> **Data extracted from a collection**
________________________________________

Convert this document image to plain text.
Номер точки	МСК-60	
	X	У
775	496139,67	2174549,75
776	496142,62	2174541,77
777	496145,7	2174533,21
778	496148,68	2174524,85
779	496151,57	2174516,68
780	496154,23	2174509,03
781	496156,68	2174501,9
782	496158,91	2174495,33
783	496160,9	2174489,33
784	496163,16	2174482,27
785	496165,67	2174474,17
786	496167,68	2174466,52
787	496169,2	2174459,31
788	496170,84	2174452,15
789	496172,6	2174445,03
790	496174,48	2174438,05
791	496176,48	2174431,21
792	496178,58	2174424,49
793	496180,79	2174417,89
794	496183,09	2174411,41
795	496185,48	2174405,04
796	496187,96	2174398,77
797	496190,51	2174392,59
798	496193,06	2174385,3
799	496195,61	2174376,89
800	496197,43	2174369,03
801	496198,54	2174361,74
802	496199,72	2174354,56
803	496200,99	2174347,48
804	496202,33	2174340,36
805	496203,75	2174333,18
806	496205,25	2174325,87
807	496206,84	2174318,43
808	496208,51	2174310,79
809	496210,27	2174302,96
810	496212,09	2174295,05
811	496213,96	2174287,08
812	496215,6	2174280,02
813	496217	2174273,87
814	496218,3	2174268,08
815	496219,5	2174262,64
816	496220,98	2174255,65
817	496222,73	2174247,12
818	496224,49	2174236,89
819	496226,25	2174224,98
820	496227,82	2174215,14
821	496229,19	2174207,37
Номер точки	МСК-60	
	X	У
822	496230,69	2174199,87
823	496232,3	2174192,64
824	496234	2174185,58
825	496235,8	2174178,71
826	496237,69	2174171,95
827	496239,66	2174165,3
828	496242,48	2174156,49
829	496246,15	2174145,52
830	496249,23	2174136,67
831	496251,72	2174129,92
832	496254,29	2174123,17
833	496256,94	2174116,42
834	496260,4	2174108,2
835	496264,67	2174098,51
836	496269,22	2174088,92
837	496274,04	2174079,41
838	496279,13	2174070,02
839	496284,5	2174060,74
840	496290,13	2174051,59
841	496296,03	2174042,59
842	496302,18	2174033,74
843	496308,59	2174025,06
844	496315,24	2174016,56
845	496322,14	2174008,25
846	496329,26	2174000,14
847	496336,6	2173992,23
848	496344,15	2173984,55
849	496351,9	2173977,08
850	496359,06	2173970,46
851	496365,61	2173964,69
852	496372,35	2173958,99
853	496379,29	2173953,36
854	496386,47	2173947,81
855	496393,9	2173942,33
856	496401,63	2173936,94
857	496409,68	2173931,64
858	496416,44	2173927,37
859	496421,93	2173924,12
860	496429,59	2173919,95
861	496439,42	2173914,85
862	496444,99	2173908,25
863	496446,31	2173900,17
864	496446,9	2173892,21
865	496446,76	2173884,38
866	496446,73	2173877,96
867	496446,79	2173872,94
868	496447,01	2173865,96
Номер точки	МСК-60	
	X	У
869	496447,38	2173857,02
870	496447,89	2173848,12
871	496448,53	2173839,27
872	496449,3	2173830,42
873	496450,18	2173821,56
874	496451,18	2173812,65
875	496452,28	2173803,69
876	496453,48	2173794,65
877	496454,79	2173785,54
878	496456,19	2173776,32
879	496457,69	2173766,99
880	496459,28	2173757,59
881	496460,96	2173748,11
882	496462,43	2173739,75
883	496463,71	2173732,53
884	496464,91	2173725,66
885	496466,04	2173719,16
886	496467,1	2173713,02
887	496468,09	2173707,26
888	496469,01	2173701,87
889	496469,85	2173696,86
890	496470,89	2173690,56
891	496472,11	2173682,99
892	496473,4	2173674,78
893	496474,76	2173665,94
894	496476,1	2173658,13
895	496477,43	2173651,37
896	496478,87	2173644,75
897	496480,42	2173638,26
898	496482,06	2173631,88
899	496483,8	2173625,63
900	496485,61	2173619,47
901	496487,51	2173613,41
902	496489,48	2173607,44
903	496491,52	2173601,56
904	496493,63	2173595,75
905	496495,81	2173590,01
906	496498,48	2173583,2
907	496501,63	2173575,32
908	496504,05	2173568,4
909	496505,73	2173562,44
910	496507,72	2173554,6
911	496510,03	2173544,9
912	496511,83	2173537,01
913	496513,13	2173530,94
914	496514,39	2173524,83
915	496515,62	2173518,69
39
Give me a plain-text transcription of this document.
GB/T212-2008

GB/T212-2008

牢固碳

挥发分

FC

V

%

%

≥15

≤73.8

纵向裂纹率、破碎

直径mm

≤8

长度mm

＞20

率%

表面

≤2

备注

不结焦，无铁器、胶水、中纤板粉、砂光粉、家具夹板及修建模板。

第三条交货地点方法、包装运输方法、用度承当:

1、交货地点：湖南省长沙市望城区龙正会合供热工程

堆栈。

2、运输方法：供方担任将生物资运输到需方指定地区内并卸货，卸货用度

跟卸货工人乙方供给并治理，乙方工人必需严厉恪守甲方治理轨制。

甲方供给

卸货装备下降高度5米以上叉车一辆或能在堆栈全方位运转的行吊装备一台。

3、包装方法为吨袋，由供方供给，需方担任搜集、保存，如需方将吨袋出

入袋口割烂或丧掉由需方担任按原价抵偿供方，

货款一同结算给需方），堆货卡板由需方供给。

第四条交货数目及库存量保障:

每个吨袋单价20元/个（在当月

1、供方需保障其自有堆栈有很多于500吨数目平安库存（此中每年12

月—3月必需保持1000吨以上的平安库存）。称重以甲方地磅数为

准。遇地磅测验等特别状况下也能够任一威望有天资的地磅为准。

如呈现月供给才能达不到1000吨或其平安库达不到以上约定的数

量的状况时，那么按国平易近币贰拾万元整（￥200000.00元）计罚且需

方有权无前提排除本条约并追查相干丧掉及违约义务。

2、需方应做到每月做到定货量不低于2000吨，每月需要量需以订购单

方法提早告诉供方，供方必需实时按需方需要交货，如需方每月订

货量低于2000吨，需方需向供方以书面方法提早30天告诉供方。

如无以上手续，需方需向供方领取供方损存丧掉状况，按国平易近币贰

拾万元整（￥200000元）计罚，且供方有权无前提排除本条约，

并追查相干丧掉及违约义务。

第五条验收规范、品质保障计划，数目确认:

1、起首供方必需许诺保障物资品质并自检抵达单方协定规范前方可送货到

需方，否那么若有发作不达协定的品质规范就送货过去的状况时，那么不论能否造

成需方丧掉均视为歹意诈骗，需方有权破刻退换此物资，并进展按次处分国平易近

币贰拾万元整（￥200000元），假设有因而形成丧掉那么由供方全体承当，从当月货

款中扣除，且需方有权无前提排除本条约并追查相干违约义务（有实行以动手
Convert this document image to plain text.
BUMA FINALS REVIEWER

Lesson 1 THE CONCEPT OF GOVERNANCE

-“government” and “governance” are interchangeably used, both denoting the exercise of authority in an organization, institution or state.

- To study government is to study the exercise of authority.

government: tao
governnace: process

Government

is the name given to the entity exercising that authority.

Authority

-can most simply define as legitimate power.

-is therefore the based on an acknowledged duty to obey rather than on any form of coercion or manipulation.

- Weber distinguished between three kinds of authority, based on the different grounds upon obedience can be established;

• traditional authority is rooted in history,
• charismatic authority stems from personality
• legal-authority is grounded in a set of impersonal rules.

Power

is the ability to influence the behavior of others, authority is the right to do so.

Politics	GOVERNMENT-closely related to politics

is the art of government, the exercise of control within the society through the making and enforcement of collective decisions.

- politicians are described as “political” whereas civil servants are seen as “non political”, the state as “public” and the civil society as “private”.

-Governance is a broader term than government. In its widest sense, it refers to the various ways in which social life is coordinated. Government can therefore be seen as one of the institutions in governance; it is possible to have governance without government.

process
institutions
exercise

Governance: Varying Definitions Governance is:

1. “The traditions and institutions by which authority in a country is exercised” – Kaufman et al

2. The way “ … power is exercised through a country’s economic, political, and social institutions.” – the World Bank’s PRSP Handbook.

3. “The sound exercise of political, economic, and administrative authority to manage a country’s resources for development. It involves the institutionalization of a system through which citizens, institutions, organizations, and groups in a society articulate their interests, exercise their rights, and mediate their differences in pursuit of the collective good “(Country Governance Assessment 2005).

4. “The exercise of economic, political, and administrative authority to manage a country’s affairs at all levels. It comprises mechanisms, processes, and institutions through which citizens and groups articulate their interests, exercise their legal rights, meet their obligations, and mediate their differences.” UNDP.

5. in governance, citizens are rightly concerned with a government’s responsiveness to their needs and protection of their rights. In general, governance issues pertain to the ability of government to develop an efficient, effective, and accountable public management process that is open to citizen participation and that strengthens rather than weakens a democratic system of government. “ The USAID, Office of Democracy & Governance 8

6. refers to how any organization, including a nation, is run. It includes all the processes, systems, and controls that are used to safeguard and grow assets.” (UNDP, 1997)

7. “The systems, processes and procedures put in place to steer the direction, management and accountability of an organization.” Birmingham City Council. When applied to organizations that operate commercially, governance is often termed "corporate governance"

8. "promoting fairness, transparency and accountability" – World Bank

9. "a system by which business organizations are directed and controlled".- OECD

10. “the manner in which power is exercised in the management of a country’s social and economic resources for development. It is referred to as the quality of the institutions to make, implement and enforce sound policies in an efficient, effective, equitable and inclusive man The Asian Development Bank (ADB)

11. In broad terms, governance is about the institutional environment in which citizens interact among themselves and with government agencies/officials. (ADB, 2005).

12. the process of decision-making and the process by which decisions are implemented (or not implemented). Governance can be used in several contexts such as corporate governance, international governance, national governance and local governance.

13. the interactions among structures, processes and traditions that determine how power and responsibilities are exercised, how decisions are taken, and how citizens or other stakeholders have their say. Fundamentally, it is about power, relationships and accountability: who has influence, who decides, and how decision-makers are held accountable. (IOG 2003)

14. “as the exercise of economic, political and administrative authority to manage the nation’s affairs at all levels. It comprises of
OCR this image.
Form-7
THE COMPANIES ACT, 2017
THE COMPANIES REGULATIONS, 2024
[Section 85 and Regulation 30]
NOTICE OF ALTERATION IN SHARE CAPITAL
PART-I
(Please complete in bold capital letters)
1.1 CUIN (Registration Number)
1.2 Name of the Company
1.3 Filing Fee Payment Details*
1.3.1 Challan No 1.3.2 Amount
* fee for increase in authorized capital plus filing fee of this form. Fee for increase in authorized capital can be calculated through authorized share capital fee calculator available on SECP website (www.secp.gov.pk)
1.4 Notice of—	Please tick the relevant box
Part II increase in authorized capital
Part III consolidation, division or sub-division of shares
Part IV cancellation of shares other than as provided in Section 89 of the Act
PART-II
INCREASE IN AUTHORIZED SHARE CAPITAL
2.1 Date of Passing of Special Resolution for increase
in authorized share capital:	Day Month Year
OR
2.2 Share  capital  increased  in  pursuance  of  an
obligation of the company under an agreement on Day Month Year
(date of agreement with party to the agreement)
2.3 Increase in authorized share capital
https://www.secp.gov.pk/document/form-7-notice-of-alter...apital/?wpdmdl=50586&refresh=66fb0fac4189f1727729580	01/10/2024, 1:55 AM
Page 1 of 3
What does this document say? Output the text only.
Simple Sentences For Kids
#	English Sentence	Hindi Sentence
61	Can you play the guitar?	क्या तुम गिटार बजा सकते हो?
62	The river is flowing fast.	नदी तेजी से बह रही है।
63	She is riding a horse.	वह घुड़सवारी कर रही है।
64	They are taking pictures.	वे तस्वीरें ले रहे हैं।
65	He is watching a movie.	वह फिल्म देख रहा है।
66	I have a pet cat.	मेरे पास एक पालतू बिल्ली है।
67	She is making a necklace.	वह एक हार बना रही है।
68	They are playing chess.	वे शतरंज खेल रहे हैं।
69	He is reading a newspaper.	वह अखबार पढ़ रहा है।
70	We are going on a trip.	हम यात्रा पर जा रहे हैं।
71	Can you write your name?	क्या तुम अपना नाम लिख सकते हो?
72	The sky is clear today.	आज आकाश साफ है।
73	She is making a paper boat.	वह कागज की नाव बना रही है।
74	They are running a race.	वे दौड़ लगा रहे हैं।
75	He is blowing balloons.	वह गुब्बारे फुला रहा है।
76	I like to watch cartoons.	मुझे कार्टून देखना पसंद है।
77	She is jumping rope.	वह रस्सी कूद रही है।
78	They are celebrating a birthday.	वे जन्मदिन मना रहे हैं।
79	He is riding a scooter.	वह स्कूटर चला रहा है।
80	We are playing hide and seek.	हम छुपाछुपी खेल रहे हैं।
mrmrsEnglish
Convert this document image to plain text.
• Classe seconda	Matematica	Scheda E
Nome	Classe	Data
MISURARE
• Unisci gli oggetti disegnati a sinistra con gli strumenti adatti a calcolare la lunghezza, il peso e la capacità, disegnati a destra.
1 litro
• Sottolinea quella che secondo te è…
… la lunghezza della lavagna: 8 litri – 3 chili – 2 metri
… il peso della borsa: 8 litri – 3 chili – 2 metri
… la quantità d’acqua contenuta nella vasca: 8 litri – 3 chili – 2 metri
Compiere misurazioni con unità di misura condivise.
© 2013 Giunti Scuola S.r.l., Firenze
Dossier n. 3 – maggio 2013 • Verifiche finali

________________________________________

> **SHORT TASK**
From the material above, gather all lines that include the string "litri" and copy them.

> **REPLY**
… la lunghezza della lavagna: 8 litri – 3 chili – 2 metri
… il peso della borsa: 8 litri – 3 chili – 2 metri
… la quantità d’acqua contenuta nella vasca: 8 litri – 3 chili – 2 metri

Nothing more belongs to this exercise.